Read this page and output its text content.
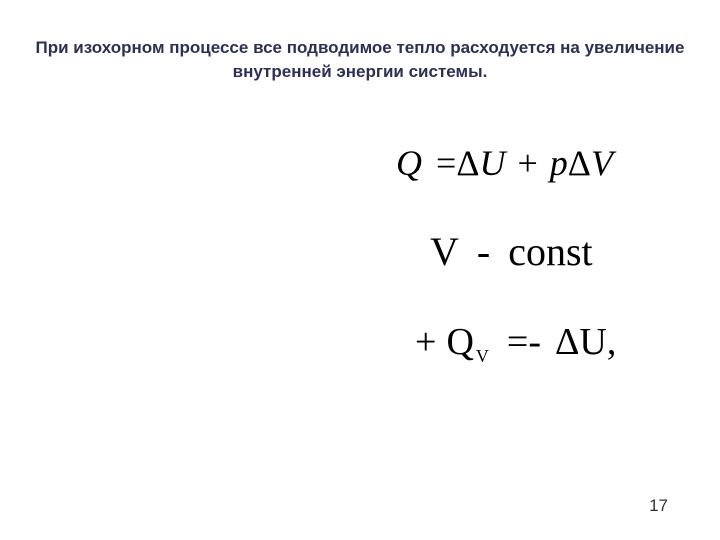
При изохорном процессе все подводимое тепло расходуется на увеличение внутренней энергии системы.

Q =ΔU + pΔV
V - const
+ Q $_V$ =- ΔU,
17
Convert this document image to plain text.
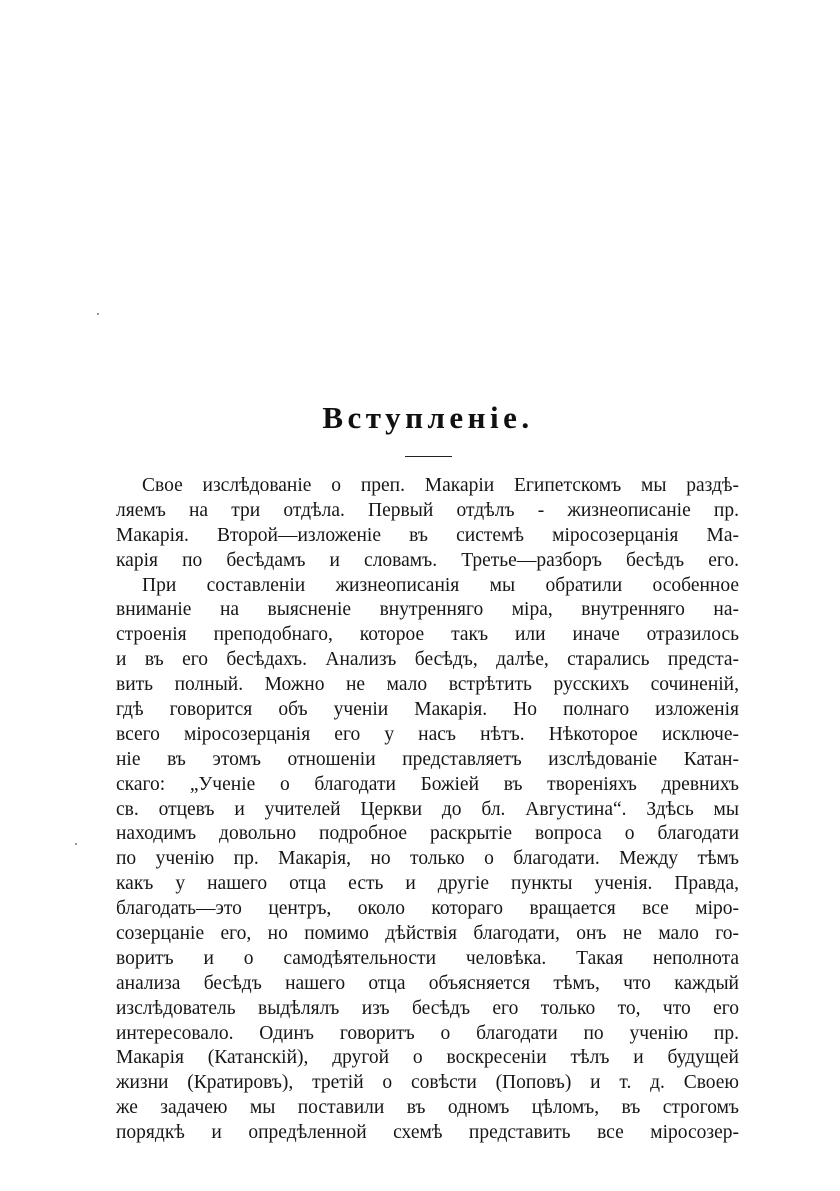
Вступленіе.
Свое изслѣдованіе о преп. Макаріи Египетскомъ мы раздѣ-
ляемъ на три отдѣла. Первый отдѣлъ - жизнеописаніе пр.
Макарія. Второй—изложеніе въ системѣ міросозерцанія Ма-
карія по бесѣдамъ и словамъ. Третье—разборъ бесѣдъ его.
При составленіи жизнеописанія мы обратили особенное
вниманіе на выясненіе внутренняго міра, внутренняго на-
строенія преподобнаго, которое такъ или иначе отразилось
и въ его бесѣдахъ. Анализъ бесѣдъ, далѣе, старались предста-
вить полный. Можно не мало встрѣтить русскихъ сочиненій,
гдѣ говорится объ ученіи Макарія. Но полнаго изложенія
всего міросозерцанія его у насъ нѣтъ. Нѣкоторое исключе-
ніе въ этомъ отношеніи представляетъ изслѣдованіе Катан-
скаго: „Ученіе о благодати Божіей въ твореніяхъ древнихъ
св. отцевъ и учителей Церкви до бл. Августина“. Здѣсь мы
находимъ довольно подробное раскрытіе вопроса о благодати
по ученію пр. Макарія, но только о благодати. Между тѣмъ
какъ у нашего отца есть и другіе пункты ученія. Правда,
благодать—это центръ, около котораго вращается все міро-
созерцаніе его, но помимо дѣйствія благодати, онъ не мало го-
воритъ и о самодѣятельности человѣка. Такая неполнота
анализа бесѣдъ нашего отца объясняется тѣмъ, что каждый
изслѣдователь выдѣлялъ изъ бесѣдъ его только то, что его
интересовало. Одинъ говоритъ о благодати по ученію пр.
Макарія (Катанскій), другой о воскресеніи тѣлъ и будущей
жизни (Кратировъ), третій о совѣсти (Поповъ) и т. д. Своею
же задачею мы поставили въ одномъ цѣломъ, въ строгомъ
порядкѣ и опредѣленной схемѣ представить все міросозер-
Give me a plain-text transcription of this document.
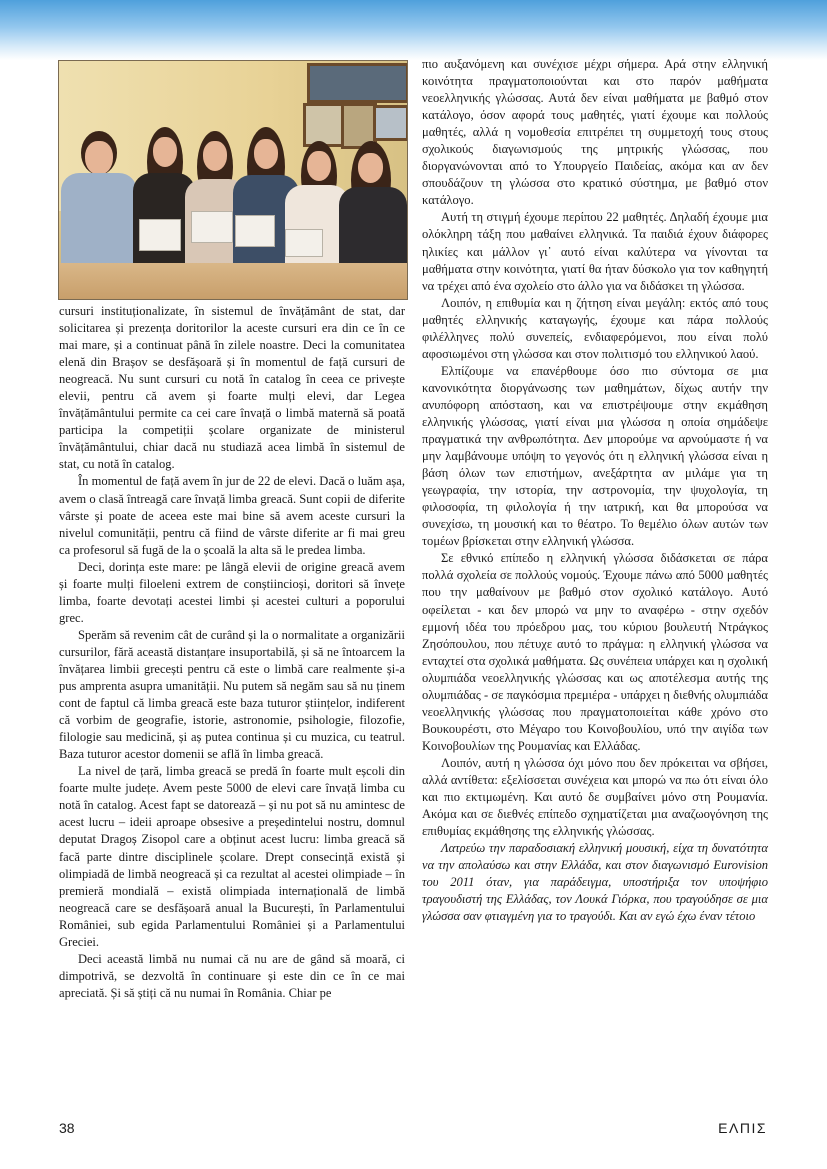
cursuri instituționalizate, în sistemul de învățământ de stat, dar solicitarea și prezența doritorilor la aceste cursuri era din ce în ce mai mare, și a continuat până în zilele noastre. Deci la comunitatea elenă din Brașov se desfășoară și în momentul de față cursuri de neogreacă. Nu sunt cursuri cu notă în catalog în ceea ce privește elevii, pentru că avem și foarte mulți elevi, dar Legea învățământului permite ca cei care învață o limbă maternă să poată participa la competiții școlare organizate de ministerul învățământului, chiar dacă nu studiază acea limbă în sistemul de stat, cu notă în catalog.

În momentul de față avem în jur de 22 de elevi. Dacă o luăm așa, avem o clasă întreagă care învață limba greacă. Sunt copii de diferite vârste și poate de aceea este mai bine să avem aceste cursuri la nivelul comunității, pentru că fiind de vârste diferite ar fi mai greu ca profesorul să fugă de la o școală la alta să le predea limba.

Deci, dorința este mare: pe lângă elevii de origine greacă avem și foarte mulți filoeleni extrem de conștiincioși, doritori să învețe limba, foarte devotați acestei limbi și acestei culturi a poporului grec.

Sperăm să revenim cât de curând și la o normalitate a organizării cursurilor, fără această distanțare insuportabilă, și să ne întoarcem la învățarea limbii grecești pentru că este o limbă care realmente și-a pus amprenta asupra umanității. Nu putem să negăm sau să nu ținem cont de faptul că limba greacă este baza tuturor științelor, indiferent că vorbim de geografie, istorie, astronomie, psihologie, filozofie, filologie sau medicină, și aș putea continua și cu muzica, cu teatrul. Baza tuturor acestor domenii se află în limba greacă.

La nivel de țară, limba greacă se predă în foarte mult eșcoli din foarte multe județe. Avem peste 5000 de elevi care învață limba cu notă în catalog. Acest fapt se datorează – și nu pot să nu amintesc de acest lucru – ideii aproape obsesive a președintelui nostru, domnul deputat Dragoș Zisopol care a obținut acest lucru: limba greacă să facă parte dintre disciplinele școlare. Drept consecință există și olimpiadă de limbă neogreacă și ca rezultat al acestei olimpiade – în premieră mondială – există olimpiada internațională de limbă neogreacă care se desfășoară anual la București, în Parlamentului României, sub egida Parlamentului României și a Parlamentului Greciei.

Deci această limbă nu numai că nu are de gând să moară, ci dimpotrivă, se dezvoltă în continuare și este din ce în ce mai apreciată. Și să știți că nu numai în România. Chiar pe

πιο αυξανόμενη και συνέχισε μέχρι σήμερα. Αρά στην ελληνική κοινότητα πραγματοποιούνται και στο παρόν μαθήματα νεοελληνικής γλώσσας. Αυτά δεν είναι μαθήματα με βαθμό στον κατάλογο, όσον αφορά τους μαθητές, γιατί έχουμε και πολλούς μαθητές, αλλά η νομοθεσία επιτρέπει τη συμμετοχή τους στους σχολικούς διαγωνισμούς της μητρικής γλώσσας, που διοργανώνονται από το Υπουργείο Παιδείας, ακόμα και αν δεν σπουδάζουν τη γλώσσα στο κρατικό σύστημα, με βαθμό στον κατάλογο.

Αυτή τη στιγμή έχουμε περίπου 22 μαθητές. Δηλαδή έχουμε μια ολόκληρη τάξη που μαθαίνει ελληνικά. Τα παιδιά έχουν διάφορες ηλικίες και μάλλον γι᾽ αυτό είναι καλύτερα να γίνονται τα μαθήματα στην κοινότητα, γιατί θα ήταν δύσκολο για τον καθηγητή να τρέχει από ένα σχολείο στο άλλο για να διδάσκει τη γλώσσα.

Λοιπόν, η επιθυμία και η ζήτηση είναι μεγάλη: εκτός από τους μαθητές ελληνικής καταγωγής, έχουμε και πάρα πολλούς φιλέλληνες πολύ συνεπείς, ενδιαφερόμενοι, που είναι πολύ αφοσιωμένοι στη γλώσσα και στον πολιτισμό του ελληνικού λαού.

Ελπίζουμε να επανέρθουμε όσο πιο σύντομα σε μια κανονικότητα διοργάνωσης των μαθημάτων, δίχως αυτήν την ανυπόφορη απόσταση, και να επιστρέψουμε στην εκμάθηση ελληνικής γλώσσας, γιατί είναι μια γλώσσα η οποία σημάδεψε πραγματικά την ανθρωπότητα. Δεν μπορούμε να αρνούμαστε ή να μην λαμβάνουμε υπόψη το γεγονός ότι η ελληνική γλώσσα είναι η βάση όλων των επιστήμων, ανεξάρτητα αν μιλάμε για τη γεωγραφία, την ιστορία, την αστρονομία, την ψυχολογία, τη φιλοσοφία, τη φιλολογία ή την ιατρική, και θα μπορούσα να συνεχίσω, τη μουσική και το θέατρο. Το θεμέλιο όλων αυτών των τομέων βρίσκεται στην ελληνική γλώσσα.

Σε εθνικό επίπεδο η ελληνική γλώσσα διδάσκεται σε πάρα πολλά σχολεία σε πολλούς νομούς. Έχουμε πάνω από 5000 μαθητές που την μαθαίνουν με βαθμό στον σχολικό κατάλογο. Αυτό οφείλεται - και δεν μπορώ να μην το αναφέρω - στην σχεδόν εμμονή ιδέα του πρόεδρου μας, του κύριου βουλευτή Ντράγκος Ζησόπουλου, που πέτυχε αυτό το πράγμα: η ελληνική γλώσσα να ενταχτεί στα σχολικά μαθήματα. Ως συνέπεια υπάρχει και η σχολική ολυμπιάδα νεοελληνικής γλώσσας και ως αποτέλεσμα αυτής της ολυμπιάδας - σε παγκόσμια πρεμιέρα - υπάρχει η διεθνής ολυμπιάδα νεοελληνικής γλώσσας που πραγματοποιείται κάθε χρόνο στο Βουκουρέστι, στο Μέγαρο του Κοινοβουλίου, υπό την αιγίδα των Κοινοβουλίων της Ρουμανίας και Ελλάδας.

Λοιπόν, αυτή η γλώσσα όχι μόνο που δεν πρόκειται να σβήσει, αλλά αντίθετα: εξελίσσεται συνέχεια και μπορώ να πω ότι είναι όλο και πιο εκτιμωμένη. Και αυτό δε συμβαίνει μόνο στη Ρουμανία. Ακόμα και σε διεθνές επίπεδο σχηματίζεται μια αναζωογόνηση της επιθυμίας εκμάθησης της ελληνικής γλώσσας.

Λατρεύω την παραδοσιακή ελληνική μουσική, είχα τη δυνατότητα να την απολαύσω και στην Ελλάδα, και στον διαγωνισμό Eurovision του 2011 όταν, για παράδειγμα, υποστήριξα τον υποψήφιο τραγουδιστή της Ελλάδας, τον Λουκά Γιόρκα, που τραγούδησε σε μια γλώσσα σαν φτιαγμένη για το τραγούδι. Και αν εγώ έχω έναν τέτοιο

38	ΕΛΠΙΣ
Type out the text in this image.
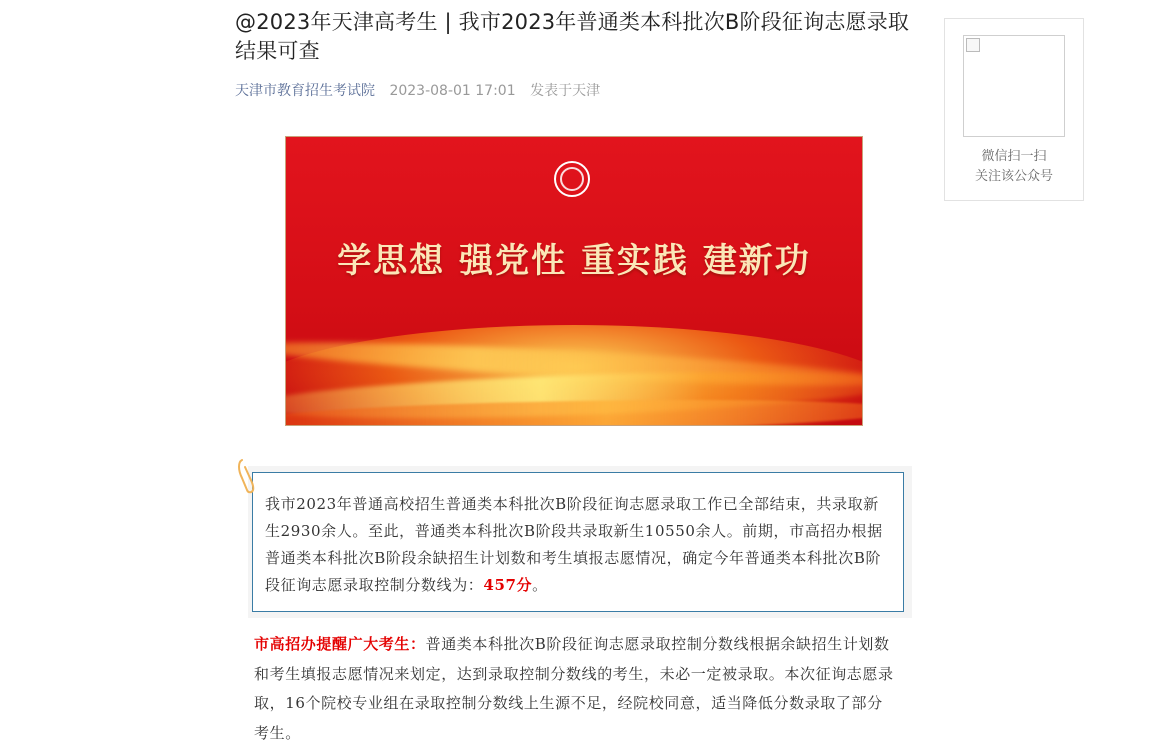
@2023年天津高考生 | 我市2023年普通类本科批次B阶段征询志愿录取结果可查
天津市教育招生考试院 2023-08-01 17:01 发表于天津
学思想 强党性 重实践 建新功
我市2023年普通高校招生普通类本科批次B阶段征询志愿录取工作已全部结束，共录取新生2930余人。至此，普通类本科批次B阶段共录取新生10550余人。前期，市高招办根据普通类本科批次B阶段余缺招生计划数和考生填报志愿情况，确定今年普通类本科批次B阶段征询志愿录取控制分数线为：457分。
市高招办提醒广大考生：普通类本科批次B阶段征询志愿录取控制分数线根据余缺招生计划数和考生填报志愿情况来划定，达到录取控制分数线的考生，未必一定被录取。本次征询志愿录取，16个院校专业组在录取控制分数线上生源不足，经院校同意，适当降低分数录取了部分考生。
微信扫一扫
关注该公众号
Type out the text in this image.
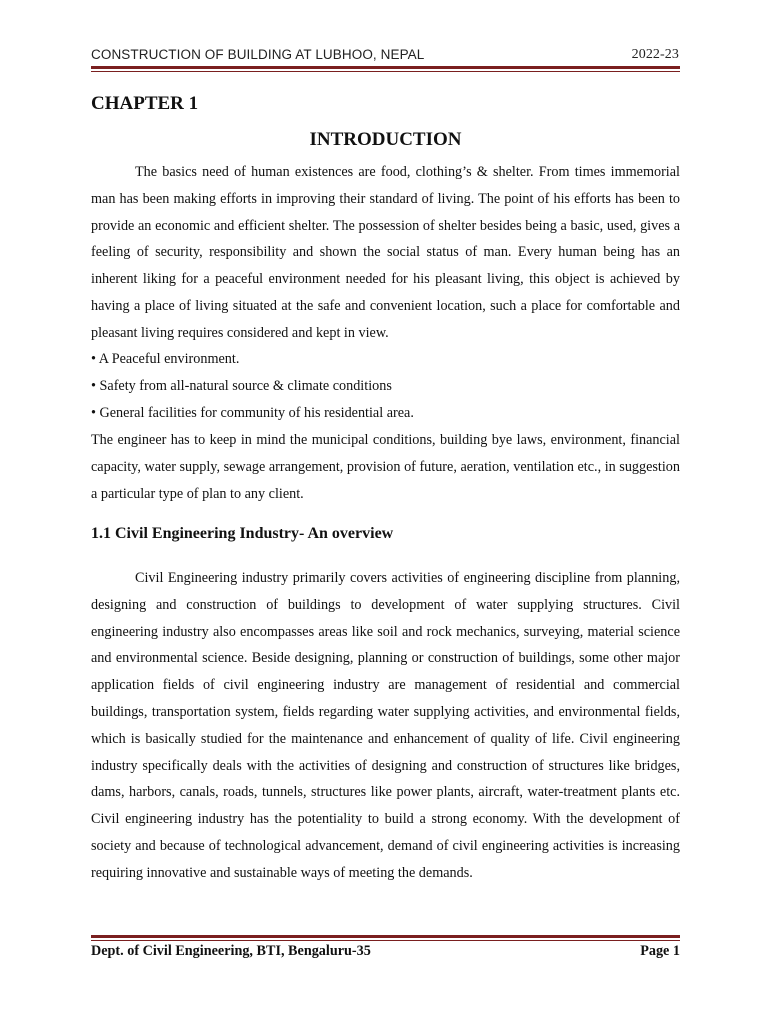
CONSTRUCTION OF BUILDING AT LUBHOO, NEPAL	2022-23
CHAPTER 1
INTRODUCTION

The basics need of human existences are food, clothing’s & shelter. From times immemorial man has been making efforts in improving their standard of living. The point of his efforts has been to provide an economic and efficient shelter. The possession of shelter besides being a basic, used, gives a feeling of security, responsibility and shown the social status of man. Every human being has an inherent liking for a peaceful environment needed for his pleasant living, this object is achieved by having a place of living situated at the safe and convenient location, such a place for comfortable and pleasant living requires considered and kept in view.

• A Peaceful environment.

• Safety from all-natural source & climate conditions

• General facilities for community of his residential area.

The engineer has to keep in mind the municipal conditions, building bye laws, environment, financial capacity, water supply, sewage arrangement, provision of future, aeration, ventilation etc., in suggestion a particular type of plan to any client.

1.1 Civil Engineering Industry- An overview

Civil Engineering industry primarily covers activities of engineering discipline from planning, designing and construction of buildings to development of water supplying structures. Civil engineering industry also encompasses areas like soil and rock mechanics, surveying, material science and environmental science. Beside designing, planning or construction of buildings, some other major application fields of civil engineering industry are management of residential and commercial buildings, transportation system, fields regarding water supplying activities, and environmental fields, which is basically studied for the maintenance and enhancement of quality of life. Civil engineering industry specifically deals with the activities of designing and construction of structures like bridges, dams, harbors, canals, roads, tunnels, structures like power plants, aircraft, water-treatment plants etc. Civil engineering industry has the potentiality to build a strong economy. With the development of society and because of technological advancement, demand of civil engineering activities is increasing requiring innovative and sustainable ways of meeting the demands.

Dept. of Civil Engineering, BTI, Bengaluru-35	Page 1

☆ ☆ ☆ ☆ ☆ ☆ ☆

#### SET TASK:
Identify how many lines in the entries above include the string "mulți", then state that number alone.

#### RESULT:
2